TASK DETAILS - Below are the records; reproduce all of them exactly but without any images.

[Figure contents as structured data]
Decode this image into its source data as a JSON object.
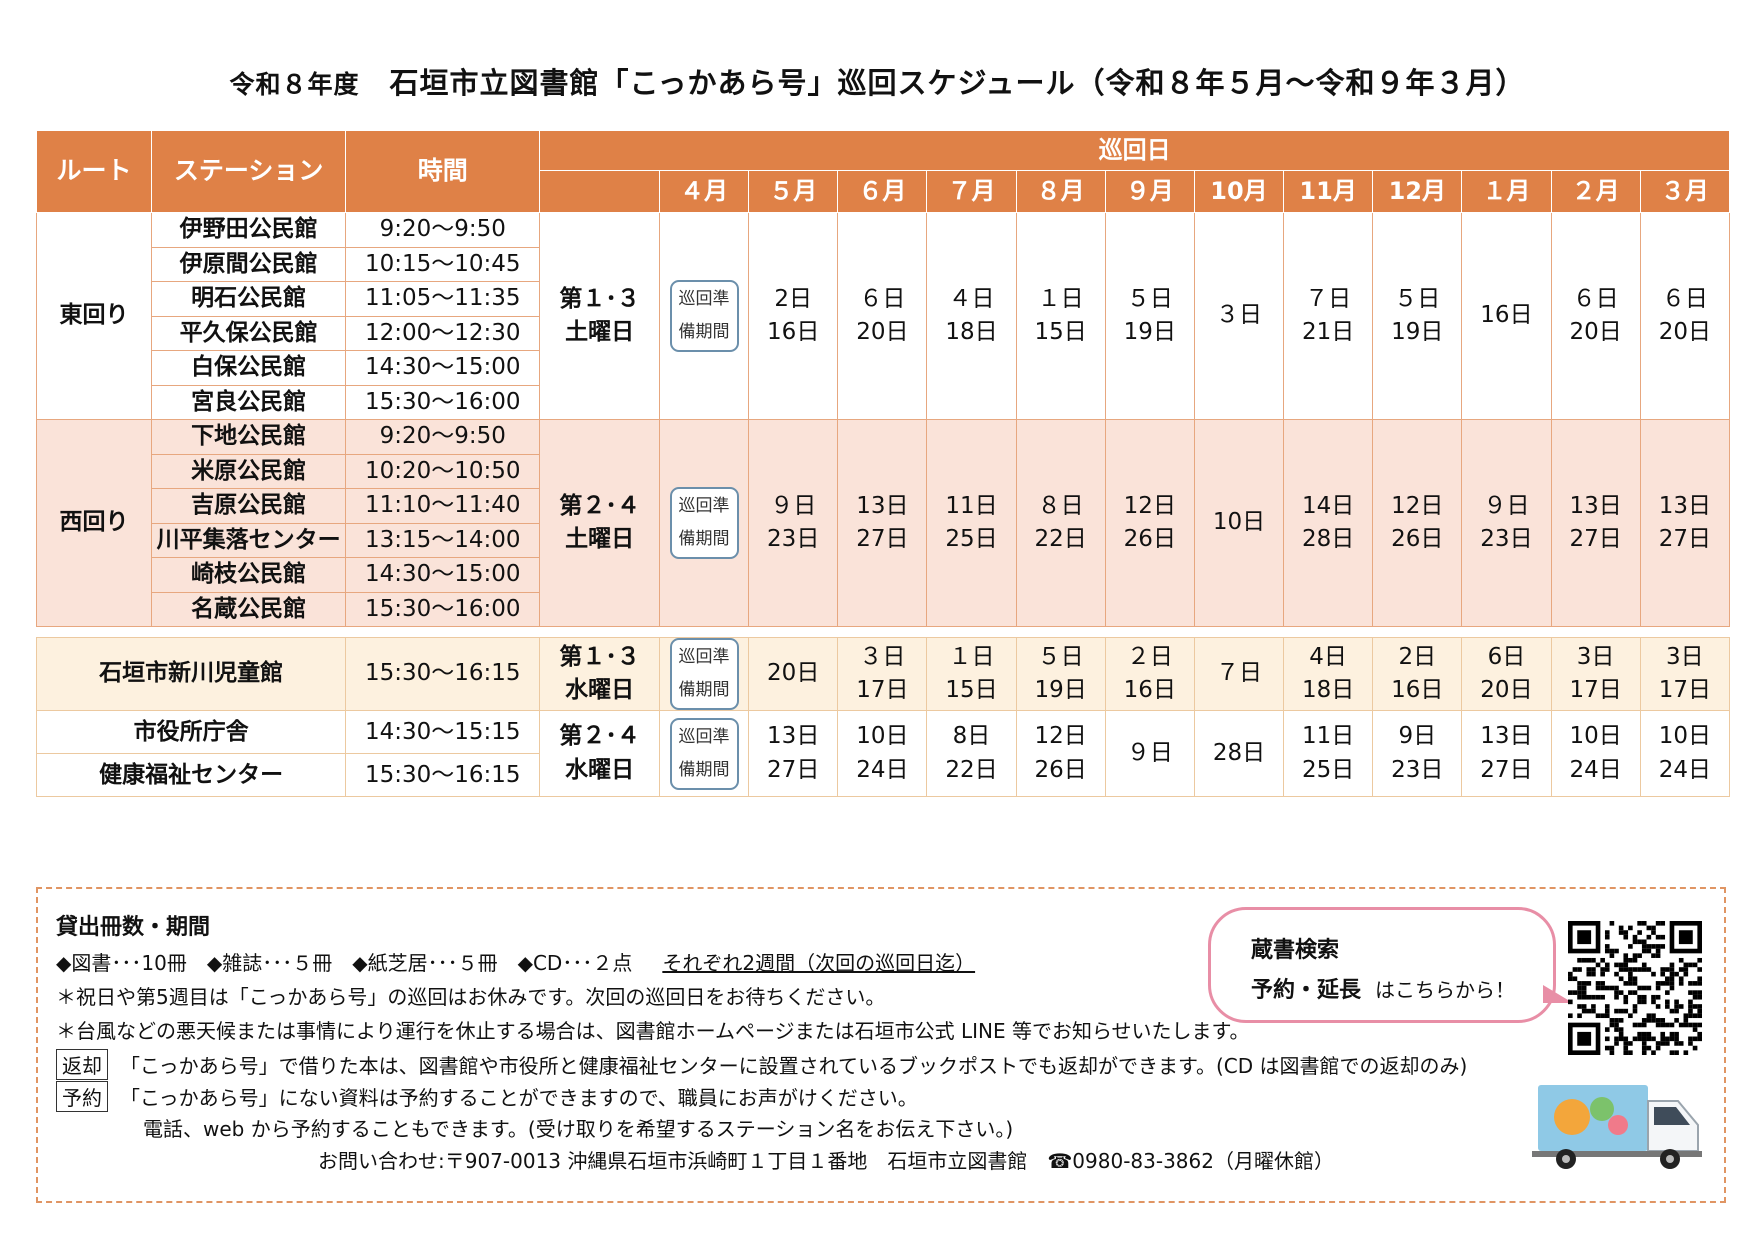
{
  "title": {
    "pre": "令和８年度",
    "main": "石垣市立図書館「こっかあら号」巡回スケジュール（令和８年５月～令和９年３月）"
  },
  "header": {
    "route": "ルート",
    "station": "ステーション",
    "time": "時間",
    "round_day": "巡回日",
    "months": [
      "４月",
      "５月",
      "６月",
      "７月",
      "８月",
      "９月",
      "10月",
      "11月",
      "12月",
      "１月",
      "２月",
      "３月"
    ]
  },
  "prep_lines": [
    "巡回準",
    "備期間"
  ],
  "east": {
    "route": "東回り",
    "stations": [
      {
        "name": "伊野田公民館",
        "time": "9:20～9:50"
      },
      {
        "name": "伊原間公民館",
        "time": "10:15～10:45"
      },
      {
        "name": "明石公民館",
        "time": "11:05～11:35"
      },
      {
        "name": "平久保公民館",
        "time": "12:00～12:30"
      },
      {
        "name": "白保公民館",
        "time": "14:30～15:00"
      },
      {
        "name": "宮良公民館",
        "time": "15:30～16:00"
      }
    ],
    "week": [
      "第１･３",
      "土曜日"
    ],
    "dates": [
      [
        "2日",
        "16日"
      ],
      [
        "６日",
        "20日"
      ],
      [
        "４日",
        "18日"
      ],
      [
        "１日",
        "15日"
      ],
      [
        "５日",
        "19日"
      ],
      [
        "３日"
      ],
      [
        "７日",
        "21日"
      ],
      [
        "５日",
        "19日"
      ],
      [
        "16日"
      ],
      [
        "６日",
        "20日"
      ],
      [
        "６日",
        "20日"
      ]
    ]
  },
  "west": {
    "route": "西回り",
    "stations": [
      {
        "name": "下地公民館",
        "time": "9:20～9:50"
      },
      {
        "name": "米原公民館",
        "time": "10:20～10:50"
      },
      {
        "name": "吉原公民館",
        "time": "11:10～11:40"
      },
      {
        "name": "川平集落センター",
        "time": "13:15～14:00"
      },
      {
        "name": "崎枝公民館",
        "time": "14:30～15:00"
      },
      {
        "name": "名蔵公民館",
        "time": "15:30～16:00"
      }
    ],
    "week": [
      "第２･４",
      "土曜日"
    ],
    "dates": [
      [
        "９日",
        "23日"
      ],
      [
        "13日",
        "27日"
      ],
      [
        "11日",
        "25日"
      ],
      [
        "８日",
        "22日"
      ],
      [
        "12日",
        "26日"
      ],
      [
        "10日"
      ],
      [
        "14日",
        "28日"
      ],
      [
        "12日",
        "26日"
      ],
      [
        "９日",
        "23日"
      ],
      [
        "13日",
        "27日"
      ],
      [
        "13日",
        "27日"
      ]
    ]
  },
  "kids": {
    "station": "石垣市新川児童館",
    "time": "15:30～16:15",
    "week": [
      "第１･３",
      "水曜日"
    ],
    "dates": [
      [
        "20日"
      ],
      [
        "３日",
        "17日"
      ],
      [
        "１日",
        "15日"
      ],
      [
        "５日",
        "19日"
      ],
      [
        "２日",
        "16日"
      ],
      [
        "７日"
      ],
      [
        "4日",
        "18日"
      ],
      [
        "2日",
        "16日"
      ],
      [
        "6日",
        "20日"
      ],
      [
        "3日",
        "17日"
      ],
      [
        "3日",
        "17日"
      ]
    ]
  },
  "city": {
    "stations": [
      {
        "name": "市役所庁舎",
        "time": "14:30～15:15"
      },
      {
        "name": "健康福祉センター",
        "time": "15:30～16:15"
      }
    ],
    "week": [
      "第２･４",
      "水曜日"
    ],
    "dates": [
      [
        "13日",
        "27日"
      ],
      [
        "10日",
        "24日"
      ],
      [
        "8日",
        "22日"
      ],
      [
        "12日",
        "26日"
      ],
      [
        "９日"
      ],
      [
        "28日"
      ],
      [
        "11日",
        "25日"
      ],
      [
        "9日",
        "23日"
      ],
      [
        "13日",
        "27日"
      ],
      [
        "10日",
        "24日"
      ],
      [
        "10日",
        "24日"
      ]
    ]
  },
  "info": {
    "heading": "貸出冊数・期間",
    "loan_items": "◆図書･･･10冊　◆雑誌･･･５冊　◆紙芝居･･･５冊　◆CD･･･２点",
    "loan_period": "それぞれ2週間（次回の巡回日迄）",
    "note1": "＊祝日や第5週目は「こっかあら号」の巡回はお休みです。次回の巡回日をお待ちください。",
    "note2": "＊台風などの悪天候または事情により運行を休止する場合は、図書館ホームページまたは石垣市公式 LINE 等でお知らせいたします。",
    "return_tag": "返却",
    "return_text": "「こっかあら号」で借りた本は、図書館や市役所と健康福祉センターに設置されているブックポストでも返却ができます。(CD は図書館での返却のみ)",
    "reserve_tag": "予約",
    "reserve_text": "「こっかあら号」にない資料は予約することができますので、職員にお声がけください。",
    "reserve_text2": "電話、web から予約することもできます。(受け取りを希望するステーション名をお伝え下さい。)",
    "contact": "お問い合わせ:〒907-0013 沖縄県石垣市浜崎町１丁目１番地　石垣市立図書館　☎0980-83-3862（月曜休館）",
    "bubble_line1": "蔵書検索",
    "bubble_line2": "予約・延長",
    "bubble_line2b": "はこちらから！"
  },
  "colors": {
    "header": "#df8147",
    "west_bg": "#fae3d9",
    "kids_bg": "#fdf1df",
    "border": "#e7a77f",
    "bubble": "#e88ea6"
  }
}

THE RESULT -
Decode this image into its source data as a JSON object.
{
  "title": {
    "pre": "令和８年度",
    "main": "石垣市立図書館「こっかあら号」巡回スケジュール（令和８年５月～令和９年３月）"
  },
  "header": {
    "route": "ルート",
    "station": "ステーション",
    "time": "時間",
    "round_day": "巡回日",
    "months": [
      "４月",
      "５月",
      "６月",
      "７月",
      "８月",
      "９月",
      "10月",
      "11月",
      "12月",
      "１月",
      "２月",
      "３月"
    ]
  },
  "prep_lines": [
    "巡回準",
    "備期間"
  ],
  "east": {
    "route": "東回り",
    "stations": [
      {
        "name": "伊野田公民館",
        "time": "9:20～9:50"
      },
      {
        "name": "伊原間公民館",
        "time": "10:15～10:45"
      },
      {
        "name": "明石公民館",
        "time": "11:05～11:35"
      },
      {
        "name": "平久保公民館",
        "time": "12:00～12:30"
      },
      {
        "name": "白保公民館",
        "time": "14:30～15:00"
      },
      {
        "name": "宮良公民館",
        "time": "15:30～16:00"
      }
    ],
    "week": [
      "第１･３",
      "土曜日"
    ],
    "dates": [
      [
        "2日",
        "16日"
      ],
      [
        "６日",
        "20日"
      ],
      [
        "４日",
        "18日"
      ],
      [
        "１日",
        "15日"
      ],
      [
        "５日",
        "19日"
      ],
      [
        "３日"
      ],
      [
        "７日",
        "21日"
      ],
      [
        "５日",
        "19日"
      ],
      [
        "16日"
      ],
      [
        "６日",
        "20日"
      ],
      [
        "６日",
        "20日"
      ]
    ]
  },
  "west": {
    "route": "西回り",
    "stations": [
      {
        "name": "下地公民館",
        "time": "9:20～9:50"
      },
      {
        "name": "米原公民館",
        "time": "10:20～10:50"
      },
      {
        "name": "吉原公民館",
        "time": "11:10～11:40"
      },
      {
        "name": "川平集落センター",
        "time": "13:15～14:00"
      },
      {
        "name": "崎枝公民館",
        "time": "14:30～15:00"
      },
      {
        "name": "名蔵公民館",
        "time": "15:30～16:00"
      }
    ],
    "week": [
      "第２･４",
      "土曜日"
    ],
    "dates": [
      [
        "９日",
        "23日"
      ],
      [
        "13日",
        "27日"
      ],
      [
        "11日",
        "25日"
      ],
      [
        "８日",
        "22日"
      ],
      [
        "12日",
        "26日"
      ],
      [
        "10日"
      ],
      [
        "14日",
        "28日"
      ],
      [
        "12日",
        "26日"
      ],
      [
        "９日",
        "23日"
      ],
      [
        "13日",
        "27日"
      ],
      [
        "13日",
        "27日"
      ]
    ]
  },
  "kids": {
    "station": "石垣市新川児童館",
    "time": "15:30～16:15",
    "week": [
      "第１･３",
      "水曜日"
    ],
    "dates": [
      [
        "20日"
      ],
      [
        "３日",
        "17日"
      ],
      [
        "１日",
        "15日"
      ],
      [
        "５日",
        "19日"
      ],
      [
        "２日",
        "16日"
      ],
      [
        "７日"
      ],
      [
        "4日",
        "18日"
      ],
      [
        "2日",
        "16日"
      ],
      [
        "6日",
        "20日"
      ],
      [
        "3日",
        "17日"
      ],
      [
        "3日",
        "17日"
      ]
    ]
  },
  "city": {
    "stations": [
      {
        "name": "市役所庁舎",
        "time": "14:30～15:15"
      },
      {
        "name": "健康福祉センター",
        "time": "15:30～16:15"
      }
    ],
    "week": [
      "第２･４",
      "水曜日"
    ],
    "dates": [
      [
        "13日",
        "27日"
      ],
      [
        "10日",
        "24日"
      ],
      [
        "8日",
        "22日"
      ],
      [
        "12日",
        "26日"
      ],
      [
        "９日"
      ],
      [
        "28日"
      ],
      [
        "11日",
        "25日"
      ],
      [
        "9日",
        "23日"
      ],
      [
        "13日",
        "27日"
      ],
      [
        "10日",
        "24日"
      ],
      [
        "10日",
        "24日"
      ]
    ]
  },
  "info": {
    "heading": "貸出冊数・期間",
    "loan_items": "◆図書･･･10冊　◆雑誌･･･５冊　◆紙芝居･･･５冊　◆CD･･･２点",
    "loan_period": "それぞれ2週間（次回の巡回日迄）",
    "note1": "＊祝日や第5週目は「こっかあら号」の巡回はお休みです。次回の巡回日をお待ちください。",
    "note2": "＊台風などの悪天候または事情により運行を休止する場合は、図書館ホームページまたは石垣市公式 LINE 等でお知らせいたします。",
    "return_tag": "返却",
    "return_text": "「こっかあら号」で借りた本は、図書館や市役所と健康福祉センターに設置されているブックポストでも返却ができます。(CD は図書館での返却のみ)",
    "reserve_tag": "予約",
    "reserve_text": "「こっかあら号」にない資料は予約することができますので、職員にお声がけください。",
    "reserve_text2": "電話、web から予約することもできます。(受け取りを希望するステーション名をお伝え下さい。)",
    "contact": "お問い合わせ:〒907-0013 沖縄県石垣市浜崎町１丁目１番地　石垣市立図書館　☎0980-83-3862（月曜休館）",
    "bubble_line1": "蔵書検索",
    "bubble_line2": "予約・延長",
    "bubble_line2b": "はこちらから！"
  },
  "colors": {
    "header": "#df8147",
    "west_bg": "#fae3d9",
    "kids_bg": "#fdf1df",
    "border": "#e7a77f",
    "bubble": "#e88ea6"
  }
}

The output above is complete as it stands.